> **DATA LISTING**
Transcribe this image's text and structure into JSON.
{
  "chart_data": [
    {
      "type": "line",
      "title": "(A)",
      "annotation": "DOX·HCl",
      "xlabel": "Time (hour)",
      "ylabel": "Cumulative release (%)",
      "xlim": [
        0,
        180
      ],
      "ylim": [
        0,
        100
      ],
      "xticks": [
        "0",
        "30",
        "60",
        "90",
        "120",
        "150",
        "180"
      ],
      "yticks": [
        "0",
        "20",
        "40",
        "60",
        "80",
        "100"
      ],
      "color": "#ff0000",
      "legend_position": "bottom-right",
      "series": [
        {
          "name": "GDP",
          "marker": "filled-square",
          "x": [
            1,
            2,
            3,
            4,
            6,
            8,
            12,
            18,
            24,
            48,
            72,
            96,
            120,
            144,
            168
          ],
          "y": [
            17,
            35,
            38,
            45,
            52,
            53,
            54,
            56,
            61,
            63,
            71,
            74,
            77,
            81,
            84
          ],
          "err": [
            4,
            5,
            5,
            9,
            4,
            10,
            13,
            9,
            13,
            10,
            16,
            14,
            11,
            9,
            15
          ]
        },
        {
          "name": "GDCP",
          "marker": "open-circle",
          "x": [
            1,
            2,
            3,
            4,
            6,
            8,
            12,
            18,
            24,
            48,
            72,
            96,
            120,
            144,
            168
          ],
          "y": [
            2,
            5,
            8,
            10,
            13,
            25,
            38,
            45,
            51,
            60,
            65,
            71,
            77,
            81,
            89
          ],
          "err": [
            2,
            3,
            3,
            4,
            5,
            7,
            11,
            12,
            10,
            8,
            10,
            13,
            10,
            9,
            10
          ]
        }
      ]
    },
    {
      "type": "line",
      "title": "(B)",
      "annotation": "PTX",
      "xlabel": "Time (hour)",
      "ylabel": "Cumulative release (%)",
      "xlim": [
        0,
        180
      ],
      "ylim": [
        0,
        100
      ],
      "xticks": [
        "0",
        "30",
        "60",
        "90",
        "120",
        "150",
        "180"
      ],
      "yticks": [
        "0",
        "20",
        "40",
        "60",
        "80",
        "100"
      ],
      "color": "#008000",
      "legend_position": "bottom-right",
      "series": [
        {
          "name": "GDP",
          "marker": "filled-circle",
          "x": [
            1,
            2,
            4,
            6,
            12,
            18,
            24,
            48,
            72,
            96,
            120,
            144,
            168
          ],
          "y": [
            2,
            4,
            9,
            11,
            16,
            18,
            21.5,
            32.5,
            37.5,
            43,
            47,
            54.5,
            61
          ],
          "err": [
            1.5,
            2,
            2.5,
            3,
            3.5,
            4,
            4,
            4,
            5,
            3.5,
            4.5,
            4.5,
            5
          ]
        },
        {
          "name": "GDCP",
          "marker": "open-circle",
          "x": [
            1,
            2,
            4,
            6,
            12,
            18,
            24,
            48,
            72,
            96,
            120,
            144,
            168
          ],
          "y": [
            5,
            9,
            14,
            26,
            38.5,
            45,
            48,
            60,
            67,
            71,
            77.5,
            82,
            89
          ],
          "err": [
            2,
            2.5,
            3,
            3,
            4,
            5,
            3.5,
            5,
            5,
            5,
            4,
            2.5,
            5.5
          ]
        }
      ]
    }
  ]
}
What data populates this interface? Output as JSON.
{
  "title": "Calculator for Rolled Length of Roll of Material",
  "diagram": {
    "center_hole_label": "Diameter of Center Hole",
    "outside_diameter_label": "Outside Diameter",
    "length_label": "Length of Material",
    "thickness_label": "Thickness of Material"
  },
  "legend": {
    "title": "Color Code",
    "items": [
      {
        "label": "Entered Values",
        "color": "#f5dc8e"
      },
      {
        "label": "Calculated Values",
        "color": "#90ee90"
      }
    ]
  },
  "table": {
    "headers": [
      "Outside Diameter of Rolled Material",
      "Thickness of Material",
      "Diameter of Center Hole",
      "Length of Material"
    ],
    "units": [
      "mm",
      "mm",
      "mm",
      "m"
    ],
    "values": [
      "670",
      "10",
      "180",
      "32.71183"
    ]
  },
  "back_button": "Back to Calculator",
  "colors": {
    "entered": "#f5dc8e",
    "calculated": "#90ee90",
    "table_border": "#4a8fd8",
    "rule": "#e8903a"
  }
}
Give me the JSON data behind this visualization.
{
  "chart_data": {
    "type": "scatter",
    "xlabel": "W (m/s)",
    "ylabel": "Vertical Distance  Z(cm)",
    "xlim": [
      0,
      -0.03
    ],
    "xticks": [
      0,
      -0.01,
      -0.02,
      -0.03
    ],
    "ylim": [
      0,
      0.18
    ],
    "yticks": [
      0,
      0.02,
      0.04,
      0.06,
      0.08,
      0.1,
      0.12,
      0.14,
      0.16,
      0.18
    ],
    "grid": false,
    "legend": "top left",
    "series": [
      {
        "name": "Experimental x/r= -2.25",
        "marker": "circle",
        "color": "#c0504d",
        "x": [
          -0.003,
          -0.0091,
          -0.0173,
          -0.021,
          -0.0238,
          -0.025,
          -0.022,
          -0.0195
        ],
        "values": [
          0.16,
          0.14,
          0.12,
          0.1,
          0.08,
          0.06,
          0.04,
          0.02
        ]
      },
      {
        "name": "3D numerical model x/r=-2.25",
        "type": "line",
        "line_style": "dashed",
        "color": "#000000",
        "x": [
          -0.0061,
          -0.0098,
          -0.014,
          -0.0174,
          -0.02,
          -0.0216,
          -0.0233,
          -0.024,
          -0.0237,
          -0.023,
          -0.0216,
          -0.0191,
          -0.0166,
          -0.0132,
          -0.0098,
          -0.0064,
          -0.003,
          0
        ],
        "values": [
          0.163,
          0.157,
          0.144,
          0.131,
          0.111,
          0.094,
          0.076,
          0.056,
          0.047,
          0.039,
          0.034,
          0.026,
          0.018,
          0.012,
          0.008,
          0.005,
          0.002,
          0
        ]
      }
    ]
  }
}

> **TASK**
Reproduce each entry above exactly, keeping every word.

> **CORRECT ANSWER**
Transcribe this image's text and structure into JSON.
{
  "chart_data": [
    {
      "type": "line",
      "title": "(A)",
      "annotation": "DOX·HCl",
      "xlabel": "Time (hour)",
      "ylabel": "Cumulative release (%)",
      "xlim": [
        0,
        180
      ],
      "ylim": [
        0,
        100
      ],
      "xticks": [
        "0",
        "30",
        "60",
        "90",
        "120",
        "150",
        "180"
      ],
      "yticks": [
        "0",
        "20",
        "40",
        "60",
        "80",
        "100"
      ],
      "color": "#ff0000",
      "legend_position": "bottom-right",
      "series": [
        {
          "name": "GDP",
          "marker": "filled-square",
          "x": [
            1,
            2,
            3,
            4,
            6,
            8,
            12,
            18,
            24,
            48,
            72,
            96,
            120,
            144,
            168
          ],
          "y": [
            17,
            35,
            38,
            45,
            52,
            53,
            54,
            56,
            61,
            63,
            71,
            74,
            77,
            81,
            84
          ],
          "err": [
            4,
            5,
            5,
            9,
            4,
            10,
            13,
            9,
            13,
            10,
            16,
            14,
            11,
            9,
            15
          ]
        },
        {
          "name": "GDCP",
          "marker": "open-circle",
          "x": [
            1,
            2,
            3,
            4,
            6,
            8,
            12,
            18,
            24,
            48,
            72,
            96,
            120,
            144,
            168
          ],
          "y": [
            2,
            5,
            8,
            10,
            13,
            25,
            38,
            45,
            51,
            60,
            65,
            71,
            77,
            81,
            89
          ],
          "err": [
            2,
            3,
            3,
            4,
            5,
            7,
            11,
            12,
            10,
            8,
            10,
            13,
            10,
            9,
            10
          ]
        }
      ]
    },
    {
      "type": "line",
      "title": "(B)",
      "annotation": "PTX",
      "xlabel": "Time (hour)",
      "ylabel": "Cumulative release (%)",
      "xlim": [
        0,
        180
      ],
      "ylim": [
        0,
        100
      ],
      "xticks": [
        "0",
        "30",
        "60",
        "90",
        "120",
        "150",
        "180"
      ],
      "yticks": [
        "0",
        "20",
        "40",
        "60",
        "80",
        "100"
      ],
      "color": "#008000",
      "legend_position": "bottom-right",
      "series": [
        {
          "name": "GDP",
          "marker": "filled-circle",
          "x": [
            1,
            2,
            4,
            6,
            12,
            18,
            24,
            48,
            72,
            96,
            120,
            144,
            168
          ],
          "y": [
            2,
            4,
            9,
            11,
            16,
            18,
            21.5,
            32.5,
            37.5,
            43,
            47,
            54.5,
            61
          ],
          "err": [
            1.5,
            2,
            2.5,
            3,
            3.5,
            4,
            4,
            4,
            5,
            3.5,
            4.5,
            4.5,
            5
          ]
        },
        {
          "name": "GDCP",
          "marker": "open-circle",
          "x": [
            1,
            2,
            4,
            6,
            12,
            18,
            24,
            48,
            72,
            96,
            120,
            144,
            168
          ],
          "y": [
            5,
            9,
            14,
            26,
            38.5,
            45,
            48,
            60,
            67,
            71,
            77.5,
            82,
            89
          ],
          "err": [
            2,
            2.5,
            3,
            3,
            4,
            5,
            3.5,
            5,
            5,
            5,
            4,
            2.5,
            5.5
          ]
        }
      ]
    }
  ]
}
What data populates this interface? Output as JSON.
{
  "title": "Calculator for Rolled Length of Roll of Material",
  "diagram": {
    "center_hole_label": "Diameter of Center Hole",
    "outside_diameter_label": "Outside Diameter",
    "length_label": "Length of Material",
    "thickness_label": "Thickness of Material"
  },
  "legend": {
    "title": "Color Code",
    "items": [
      {
        "label": "Entered Values",
        "color": "#f5dc8e"
      },
      {
        "label": "Calculated Values",
        "color": "#90ee90"
      }
    ]
  },
  "table": {
    "headers": [
      "Outside Diameter of Rolled Material",
      "Thickness of Material",
      "Diameter of Center Hole",
      "Length of Material"
    ],
    "units": [
      "mm",
      "mm",
      "mm",
      "m"
    ],
    "values": [
      "670",
      "10",
      "180",
      "32.71183"
    ]
  },
  "back_button": "Back to Calculator",
  "colors": {
    "entered": "#f5dc8e",
    "calculated": "#90ee90",
    "table_border": "#4a8fd8",
    "rule": "#e8903a"
  }
}
Give me the JSON data behind this visualization.
{
  "chart_data": {
    "type": "scatter",
    "xlabel": "W (m/s)",
    "ylabel": "Vertical Distance  Z(cm)",
    "xlim": [
      0,
      -0.03
    ],
    "xticks": [
      0,
      -0.01,
      -0.02,
      -0.03
    ],
    "ylim": [
      0,
      0.18
    ],
    "yticks": [
      0,
      0.02,
      0.04,
      0.06,
      0.08,
      0.1,
      0.12,
      0.14,
      0.16,
      0.18
    ],
    "grid": false,
    "legend": "top left",
    "series": [
      {
        "name": "Experimental x/r= -2.25",
        "marker": "circle",
        "color": "#c0504d",
        "x": [
          -0.003,
          -0.0091,
          -0.0173,
          -0.021,
          -0.0238,
          -0.025,
          -0.022,
          -0.0195
        ],
        "values": [
          0.16,
          0.14,
          0.12,
          0.1,
          0.08,
          0.06,
          0.04,
          0.02
        ]
      },
      {
        "name": "3D numerical model x/r=-2.25",
        "type": "line",
        "line_style": "dashed",
        "color": "#000000",
        "x": [
          -0.0061,
          -0.0098,
          -0.014,
          -0.0174,
          -0.02,
          -0.0216,
          -0.0233,
          -0.024,
          -0.0237,
          -0.023,
          -0.0216,
          -0.0191,
          -0.0166,
          -0.0132,
          -0.0098,
          -0.0064,
          -0.003,
          0
        ],
        "values": [
          0.163,
          0.157,
          0.144,
          0.131,
          0.111,
          0.094,
          0.076,
          0.056,
          0.047,
          0.039,
          0.034,
          0.026,
          0.018,
          0.012,
          0.008,
          0.005,
          0.002,
          0
        ]
      }
    ]
  }
}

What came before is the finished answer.